## [Instruction]
Omit the pictures from the entries below and retype everything else exactly.

[Records from a dataset]
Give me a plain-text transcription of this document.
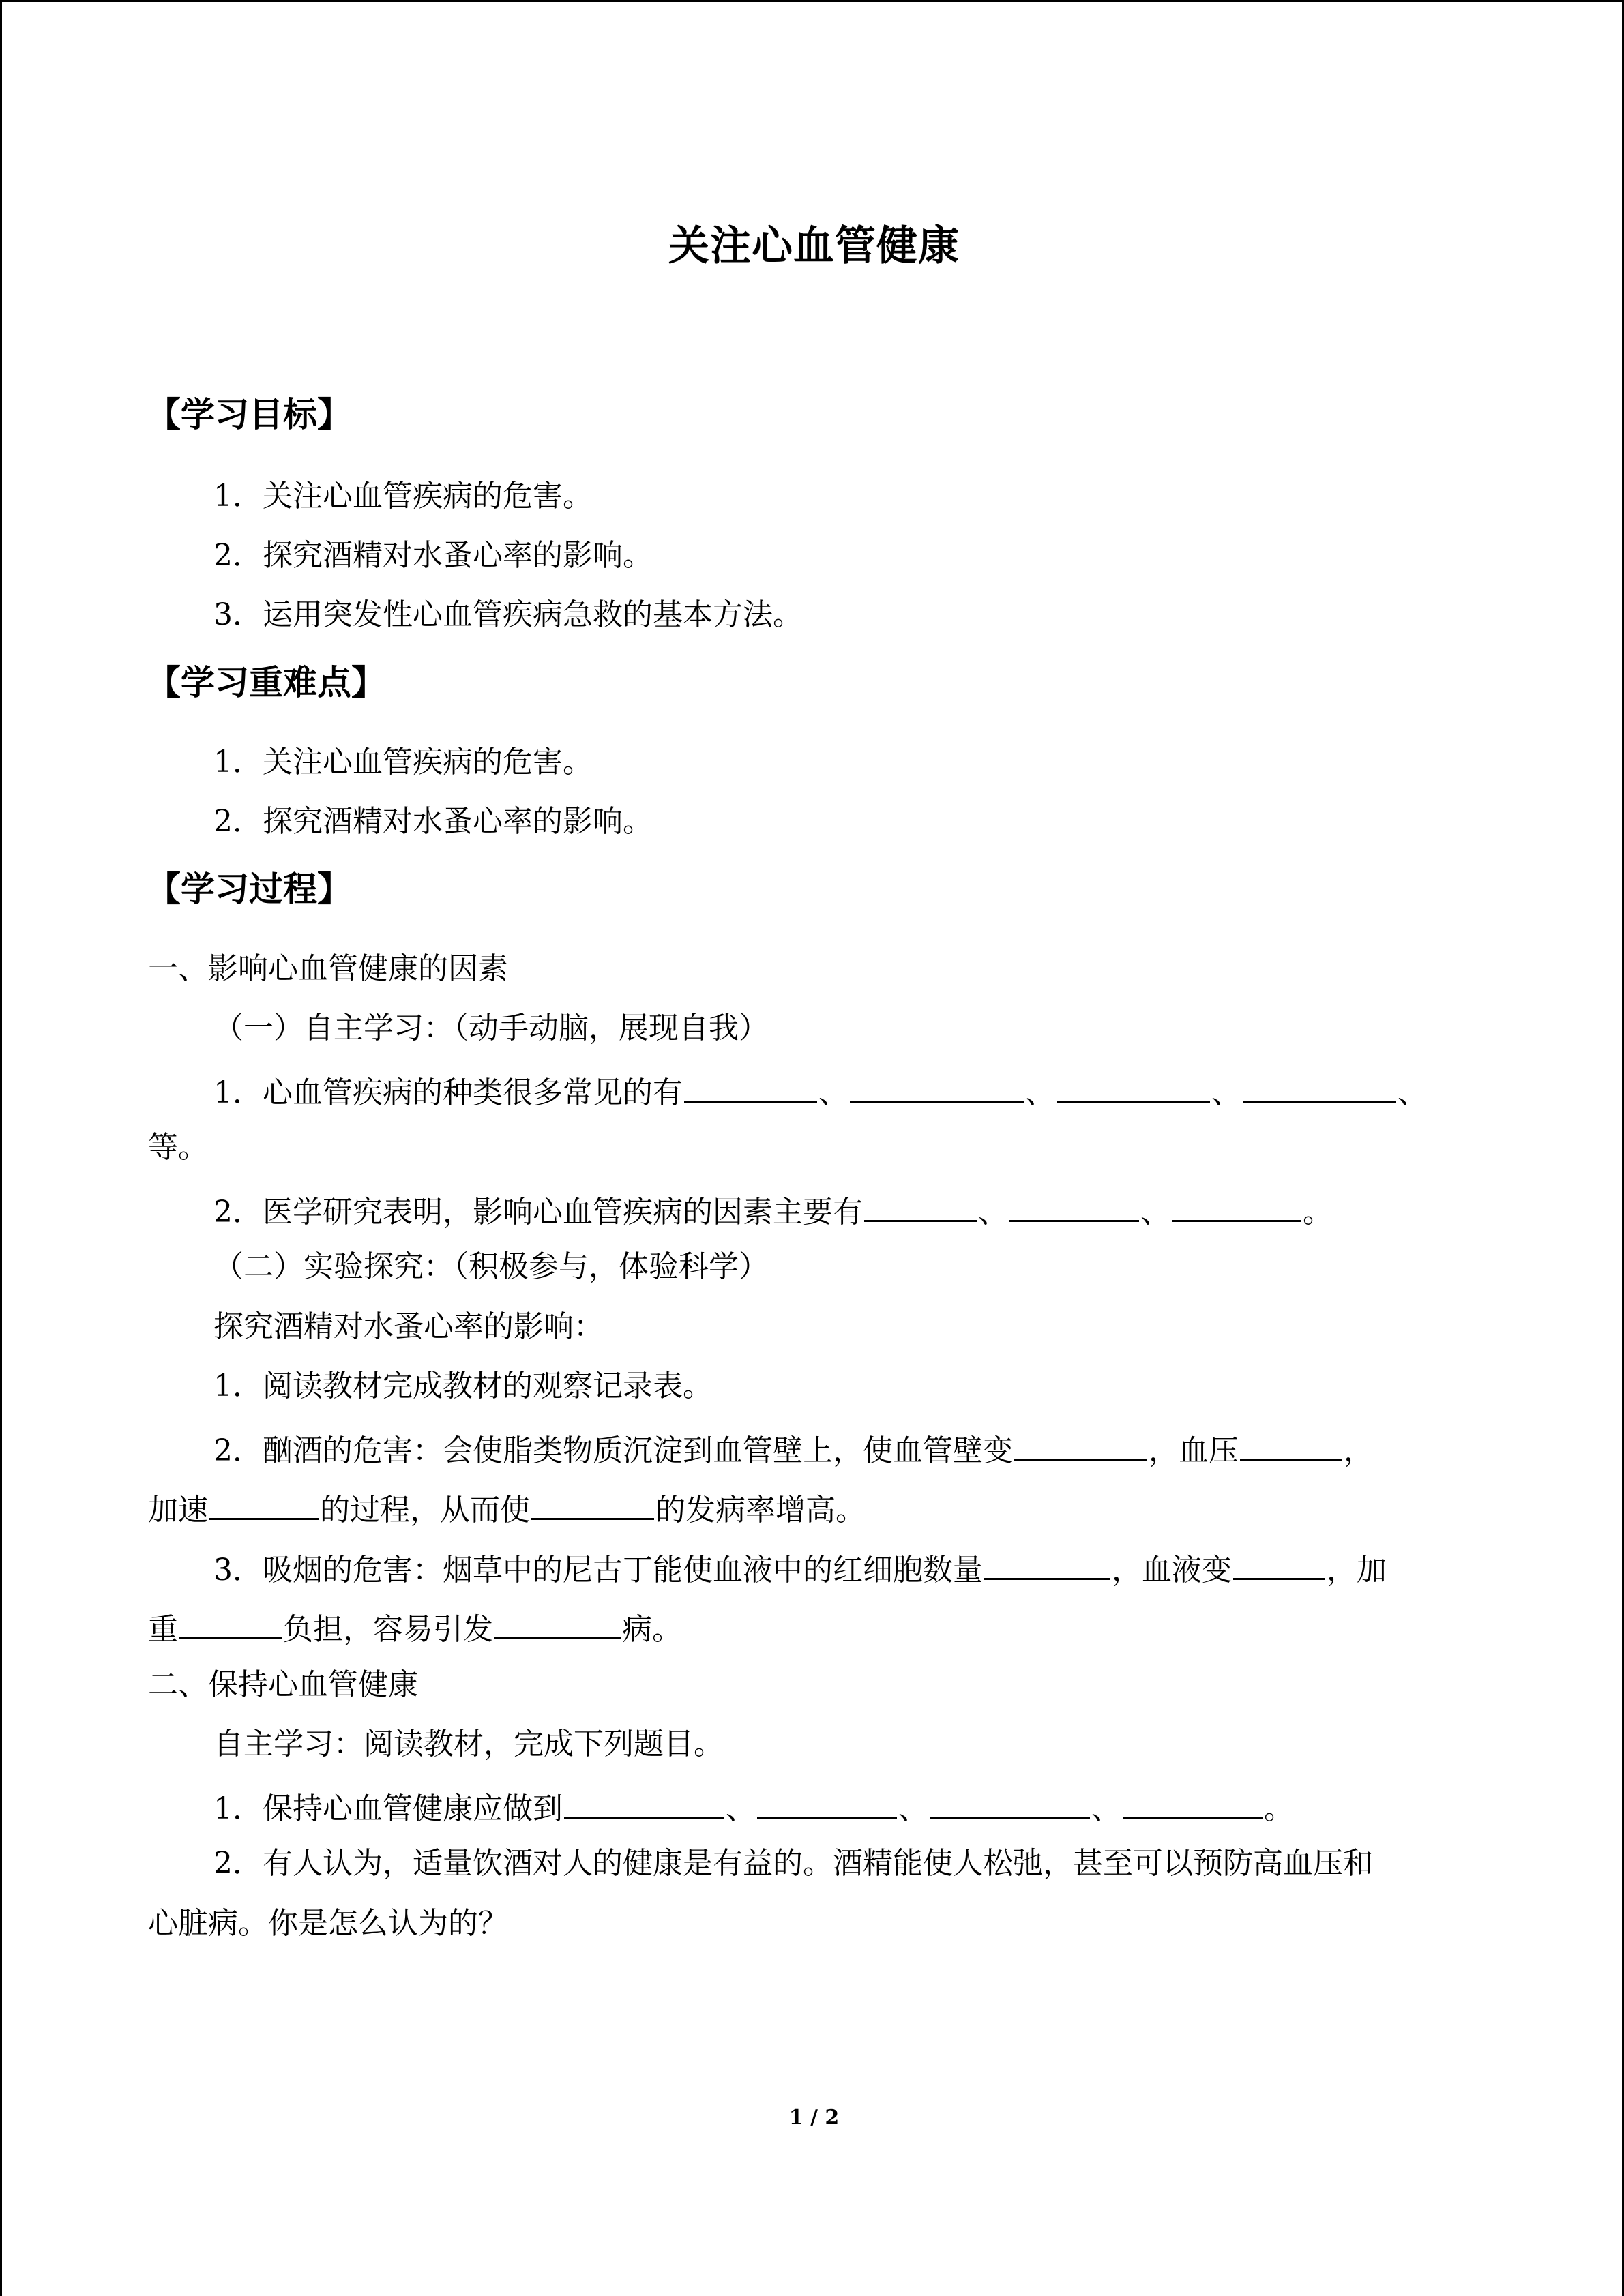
关注心血管健康
【学习目标】
1．关注心血管疾病的危害。
2．探究酒精对水蚤心率的影响。
3．运用突发性心血管疾病急救的基本方法。
【学习重难点】
1．关注心血管疾病的危害。
2．探究酒精对水蚤心率的影响。
【学习过程】
一、影响心血管健康的因素
（一）自主学习：（动手动脑，展现自我）
1．心血管疾病的种类很多常见的有	、	、	、	、
等。
2．医学研究表明，影响心血管疾病的因素主要有	、	、	。
（二）实验探究：（积极参与，体验科学）
探究酒精对水蚤心率的影响：
1．阅读教材完成教材的观察记录表。
2．酗酒的危害：会使脂类物质沉淀到血管壁上，使血管壁变	，血压	，
加速	的过程，从而使	的发病率增高。
3．吸烟的危害：烟草中的尼古丁能使血液中的红细胞数量	，血液变	，加
重	负担，容易引发	病。
二、保持心血管健康
自主学习：阅读教材，完成下列题目。
1．保持心血管健康应做到	、	、	、	。
2．有人认为，适量饮酒对人的健康是有益的。酒精能使人松弛，甚至可以预防高血压和
心脏病。你是怎么认为的？
1 / 2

## [Solution for this task]
Give me a plain-text transcription of this document.
关注心血管健康
【学习目标】
1．关注心血管疾病的危害。
2．探究酒精对水蚤心率的影响。
3．运用突发性心血管疾病急救的基本方法。
【学习重难点】
1．关注心血管疾病的危害。
2．探究酒精对水蚤心率的影响。
【学习过程】
一、影响心血管健康的因素
（一）自主学习：（动手动脑，展现自我）
1．心血管疾病的种类很多常见的有	、	、	、	、
等。
2．医学研究表明，影响心血管疾病的因素主要有	、	、	。
（二）实验探究：（积极参与，体验科学）
探究酒精对水蚤心率的影响：
1．阅读教材完成教材的观察记录表。
2．酗酒的危害：会使脂类物质沉淀到血管壁上，使血管壁变	，血压	，
加速	的过程，从而使	的发病率增高。
3．吸烟的危害：烟草中的尼古丁能使血液中的红细胞数量	，血液变	，加
重	负担，容易引发	病。
二、保持心血管健康
自主学习：阅读教材，完成下列题目。
1．保持心血管健康应做到	、	、	、	。
2．有人认为，适量饮酒对人的健康是有益的。酒精能使人松弛，甚至可以预防高血压和
心脏病。你是怎么认为的？
1 / 2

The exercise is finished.